Task prompt: Determine how many lines in the data below contain "marker" and write only that number.

Data supplied:

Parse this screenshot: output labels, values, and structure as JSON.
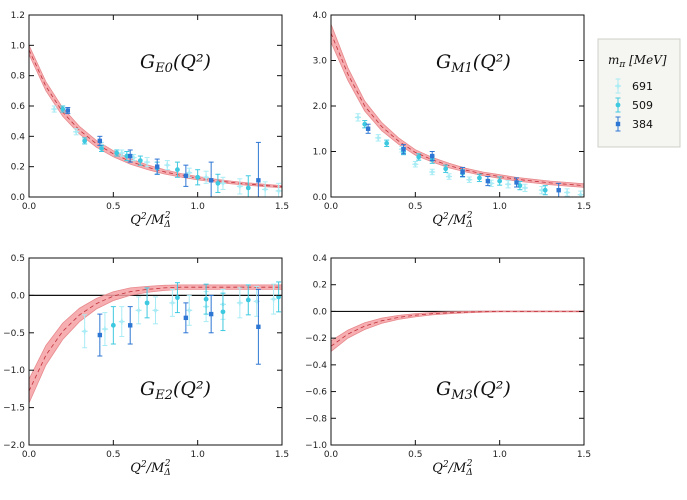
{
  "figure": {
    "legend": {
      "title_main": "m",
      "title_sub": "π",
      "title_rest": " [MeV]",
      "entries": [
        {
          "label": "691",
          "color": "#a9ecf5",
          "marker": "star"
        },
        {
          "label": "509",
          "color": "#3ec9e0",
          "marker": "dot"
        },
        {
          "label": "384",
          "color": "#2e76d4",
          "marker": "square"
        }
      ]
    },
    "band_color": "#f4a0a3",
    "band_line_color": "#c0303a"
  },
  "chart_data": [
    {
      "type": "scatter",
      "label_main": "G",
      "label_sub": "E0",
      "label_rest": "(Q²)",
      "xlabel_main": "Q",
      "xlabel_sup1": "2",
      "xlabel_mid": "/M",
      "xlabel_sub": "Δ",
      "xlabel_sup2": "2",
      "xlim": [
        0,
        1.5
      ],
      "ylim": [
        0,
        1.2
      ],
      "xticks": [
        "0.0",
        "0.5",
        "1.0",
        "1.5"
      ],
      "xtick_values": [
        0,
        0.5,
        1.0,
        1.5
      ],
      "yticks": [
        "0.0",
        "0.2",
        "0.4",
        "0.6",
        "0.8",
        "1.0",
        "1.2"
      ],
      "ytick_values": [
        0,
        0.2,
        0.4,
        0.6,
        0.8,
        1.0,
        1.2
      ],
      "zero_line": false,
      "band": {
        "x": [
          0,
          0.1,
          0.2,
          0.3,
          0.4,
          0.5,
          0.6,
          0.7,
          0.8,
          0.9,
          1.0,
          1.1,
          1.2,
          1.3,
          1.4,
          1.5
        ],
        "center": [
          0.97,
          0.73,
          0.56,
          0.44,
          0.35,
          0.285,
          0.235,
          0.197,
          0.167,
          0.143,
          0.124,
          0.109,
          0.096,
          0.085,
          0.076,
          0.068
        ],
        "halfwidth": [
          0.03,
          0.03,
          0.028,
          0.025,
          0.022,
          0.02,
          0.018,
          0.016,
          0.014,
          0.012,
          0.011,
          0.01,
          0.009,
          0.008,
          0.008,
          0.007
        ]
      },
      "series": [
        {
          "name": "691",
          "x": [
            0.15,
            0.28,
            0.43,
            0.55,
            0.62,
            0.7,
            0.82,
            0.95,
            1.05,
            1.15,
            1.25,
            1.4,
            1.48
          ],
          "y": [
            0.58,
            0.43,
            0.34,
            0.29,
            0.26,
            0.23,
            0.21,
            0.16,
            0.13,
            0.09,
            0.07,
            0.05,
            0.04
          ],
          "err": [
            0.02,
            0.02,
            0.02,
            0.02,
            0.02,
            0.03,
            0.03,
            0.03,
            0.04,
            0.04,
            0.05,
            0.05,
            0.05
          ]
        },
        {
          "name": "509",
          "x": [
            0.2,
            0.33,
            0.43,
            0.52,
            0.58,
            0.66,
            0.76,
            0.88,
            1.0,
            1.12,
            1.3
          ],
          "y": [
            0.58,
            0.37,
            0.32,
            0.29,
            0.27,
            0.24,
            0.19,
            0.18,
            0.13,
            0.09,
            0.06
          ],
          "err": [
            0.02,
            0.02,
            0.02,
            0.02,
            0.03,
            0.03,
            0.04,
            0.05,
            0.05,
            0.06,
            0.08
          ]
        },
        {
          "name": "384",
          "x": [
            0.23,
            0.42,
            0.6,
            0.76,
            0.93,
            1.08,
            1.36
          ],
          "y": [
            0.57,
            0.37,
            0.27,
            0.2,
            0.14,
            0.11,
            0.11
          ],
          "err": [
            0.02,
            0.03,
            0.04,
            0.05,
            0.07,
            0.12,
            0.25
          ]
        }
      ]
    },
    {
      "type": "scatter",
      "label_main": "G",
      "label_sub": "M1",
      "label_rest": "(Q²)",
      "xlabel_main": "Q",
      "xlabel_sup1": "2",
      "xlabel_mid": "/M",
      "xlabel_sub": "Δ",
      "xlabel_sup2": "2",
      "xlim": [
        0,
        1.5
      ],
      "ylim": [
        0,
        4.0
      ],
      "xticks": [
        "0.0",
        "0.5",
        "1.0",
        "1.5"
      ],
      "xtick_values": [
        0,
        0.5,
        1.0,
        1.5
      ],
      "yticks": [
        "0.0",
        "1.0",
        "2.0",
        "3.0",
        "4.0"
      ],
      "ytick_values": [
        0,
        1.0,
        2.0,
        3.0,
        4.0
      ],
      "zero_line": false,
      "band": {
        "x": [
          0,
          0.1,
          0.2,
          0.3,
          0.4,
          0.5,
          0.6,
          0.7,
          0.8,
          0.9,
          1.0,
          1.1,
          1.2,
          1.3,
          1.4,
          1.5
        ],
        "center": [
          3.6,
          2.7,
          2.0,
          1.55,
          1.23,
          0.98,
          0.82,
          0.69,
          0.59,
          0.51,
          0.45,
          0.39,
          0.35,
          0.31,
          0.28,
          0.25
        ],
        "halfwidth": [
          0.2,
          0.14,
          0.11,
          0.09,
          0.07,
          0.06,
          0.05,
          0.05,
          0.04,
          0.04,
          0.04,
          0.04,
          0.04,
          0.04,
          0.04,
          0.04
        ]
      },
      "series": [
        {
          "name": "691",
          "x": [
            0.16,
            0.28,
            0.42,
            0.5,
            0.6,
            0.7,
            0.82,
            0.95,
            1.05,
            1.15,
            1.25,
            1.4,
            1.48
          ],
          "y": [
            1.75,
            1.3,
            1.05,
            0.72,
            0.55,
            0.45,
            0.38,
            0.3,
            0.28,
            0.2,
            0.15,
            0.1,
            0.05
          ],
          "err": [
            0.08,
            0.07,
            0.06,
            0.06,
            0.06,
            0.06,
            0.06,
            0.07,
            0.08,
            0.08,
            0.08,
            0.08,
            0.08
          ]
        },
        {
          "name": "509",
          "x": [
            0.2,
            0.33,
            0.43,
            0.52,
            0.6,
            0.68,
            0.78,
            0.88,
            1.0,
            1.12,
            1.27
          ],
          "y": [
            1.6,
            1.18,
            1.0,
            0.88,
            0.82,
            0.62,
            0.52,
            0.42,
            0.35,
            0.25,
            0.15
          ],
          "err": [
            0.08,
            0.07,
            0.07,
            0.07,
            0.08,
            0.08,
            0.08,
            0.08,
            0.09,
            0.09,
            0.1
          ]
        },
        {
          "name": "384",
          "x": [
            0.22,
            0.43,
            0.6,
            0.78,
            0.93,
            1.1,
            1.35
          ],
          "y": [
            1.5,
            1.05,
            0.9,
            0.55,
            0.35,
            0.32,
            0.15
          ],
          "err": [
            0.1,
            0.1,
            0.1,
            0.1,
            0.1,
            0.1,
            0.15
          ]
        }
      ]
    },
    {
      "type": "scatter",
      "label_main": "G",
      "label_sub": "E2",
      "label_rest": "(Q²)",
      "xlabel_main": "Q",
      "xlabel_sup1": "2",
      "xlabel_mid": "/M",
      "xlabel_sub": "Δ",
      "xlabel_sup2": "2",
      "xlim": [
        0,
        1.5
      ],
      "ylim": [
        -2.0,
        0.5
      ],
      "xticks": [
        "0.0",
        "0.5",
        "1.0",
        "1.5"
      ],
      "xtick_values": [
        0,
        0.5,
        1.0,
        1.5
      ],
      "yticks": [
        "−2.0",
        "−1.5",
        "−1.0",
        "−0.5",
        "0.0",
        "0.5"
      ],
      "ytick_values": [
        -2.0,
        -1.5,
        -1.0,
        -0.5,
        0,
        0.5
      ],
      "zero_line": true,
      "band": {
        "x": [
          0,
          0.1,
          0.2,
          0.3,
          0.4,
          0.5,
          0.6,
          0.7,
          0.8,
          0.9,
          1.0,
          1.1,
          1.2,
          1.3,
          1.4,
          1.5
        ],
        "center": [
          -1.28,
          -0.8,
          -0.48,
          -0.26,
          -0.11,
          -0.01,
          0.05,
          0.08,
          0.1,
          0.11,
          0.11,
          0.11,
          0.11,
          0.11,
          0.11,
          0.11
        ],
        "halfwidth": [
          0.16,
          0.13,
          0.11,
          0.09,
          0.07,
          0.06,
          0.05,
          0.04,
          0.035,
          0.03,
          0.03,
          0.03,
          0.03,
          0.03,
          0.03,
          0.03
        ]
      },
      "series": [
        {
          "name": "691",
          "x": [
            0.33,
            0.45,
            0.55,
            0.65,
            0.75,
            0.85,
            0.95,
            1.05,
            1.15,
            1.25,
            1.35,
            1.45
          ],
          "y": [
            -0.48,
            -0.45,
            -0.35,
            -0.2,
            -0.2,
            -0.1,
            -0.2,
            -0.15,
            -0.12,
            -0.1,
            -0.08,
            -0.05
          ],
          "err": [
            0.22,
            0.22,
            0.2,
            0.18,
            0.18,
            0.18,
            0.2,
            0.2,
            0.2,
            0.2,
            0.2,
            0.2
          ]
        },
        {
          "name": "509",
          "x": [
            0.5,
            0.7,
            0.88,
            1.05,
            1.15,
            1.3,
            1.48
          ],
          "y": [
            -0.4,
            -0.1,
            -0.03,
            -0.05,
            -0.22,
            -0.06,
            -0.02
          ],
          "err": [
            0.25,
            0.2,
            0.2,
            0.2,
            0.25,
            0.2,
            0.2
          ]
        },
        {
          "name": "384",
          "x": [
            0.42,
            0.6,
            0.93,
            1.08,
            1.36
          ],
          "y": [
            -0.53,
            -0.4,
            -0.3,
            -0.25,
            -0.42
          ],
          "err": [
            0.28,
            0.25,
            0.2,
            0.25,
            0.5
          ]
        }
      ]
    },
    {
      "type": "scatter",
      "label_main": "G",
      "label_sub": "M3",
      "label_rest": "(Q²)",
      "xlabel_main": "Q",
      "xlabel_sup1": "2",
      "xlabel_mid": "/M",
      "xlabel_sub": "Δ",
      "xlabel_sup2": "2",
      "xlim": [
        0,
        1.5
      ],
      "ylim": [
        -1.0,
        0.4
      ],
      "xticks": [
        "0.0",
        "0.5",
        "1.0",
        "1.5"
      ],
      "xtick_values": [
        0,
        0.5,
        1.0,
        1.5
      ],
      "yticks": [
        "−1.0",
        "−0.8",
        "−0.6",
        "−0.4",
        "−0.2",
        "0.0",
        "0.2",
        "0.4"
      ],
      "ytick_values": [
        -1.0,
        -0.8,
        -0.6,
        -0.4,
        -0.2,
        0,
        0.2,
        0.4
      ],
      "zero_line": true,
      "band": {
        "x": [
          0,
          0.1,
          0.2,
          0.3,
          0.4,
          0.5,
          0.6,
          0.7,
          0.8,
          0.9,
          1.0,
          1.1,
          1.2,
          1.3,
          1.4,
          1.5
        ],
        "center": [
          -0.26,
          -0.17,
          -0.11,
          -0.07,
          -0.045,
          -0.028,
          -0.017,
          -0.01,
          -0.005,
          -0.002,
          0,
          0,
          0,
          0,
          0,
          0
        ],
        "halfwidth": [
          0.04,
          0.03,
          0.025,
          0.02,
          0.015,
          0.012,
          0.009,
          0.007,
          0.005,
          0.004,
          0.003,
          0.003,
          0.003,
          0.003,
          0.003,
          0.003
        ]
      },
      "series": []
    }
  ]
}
==
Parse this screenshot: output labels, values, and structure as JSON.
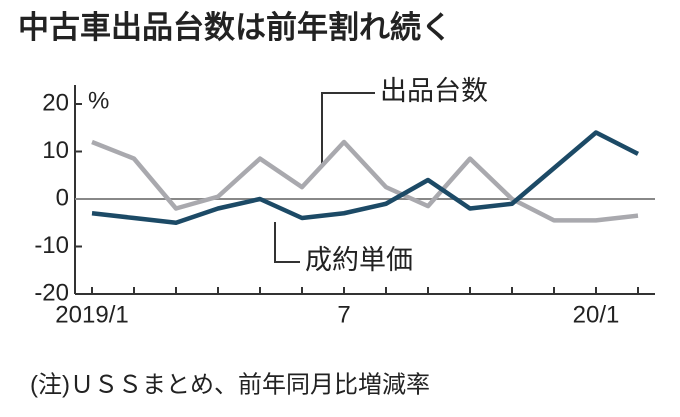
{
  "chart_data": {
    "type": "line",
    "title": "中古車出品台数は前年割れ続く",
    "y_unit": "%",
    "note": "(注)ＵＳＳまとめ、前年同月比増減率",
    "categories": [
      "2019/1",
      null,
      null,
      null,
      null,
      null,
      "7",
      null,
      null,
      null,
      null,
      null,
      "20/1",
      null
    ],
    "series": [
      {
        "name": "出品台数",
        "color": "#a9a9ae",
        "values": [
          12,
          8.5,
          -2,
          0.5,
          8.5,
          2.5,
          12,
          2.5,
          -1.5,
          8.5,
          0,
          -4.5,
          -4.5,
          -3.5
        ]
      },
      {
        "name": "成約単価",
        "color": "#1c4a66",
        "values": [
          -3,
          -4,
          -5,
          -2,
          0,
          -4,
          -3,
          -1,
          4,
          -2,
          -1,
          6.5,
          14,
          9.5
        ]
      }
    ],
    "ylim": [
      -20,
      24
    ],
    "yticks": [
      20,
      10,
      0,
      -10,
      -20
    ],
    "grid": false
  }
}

Output of the task: 3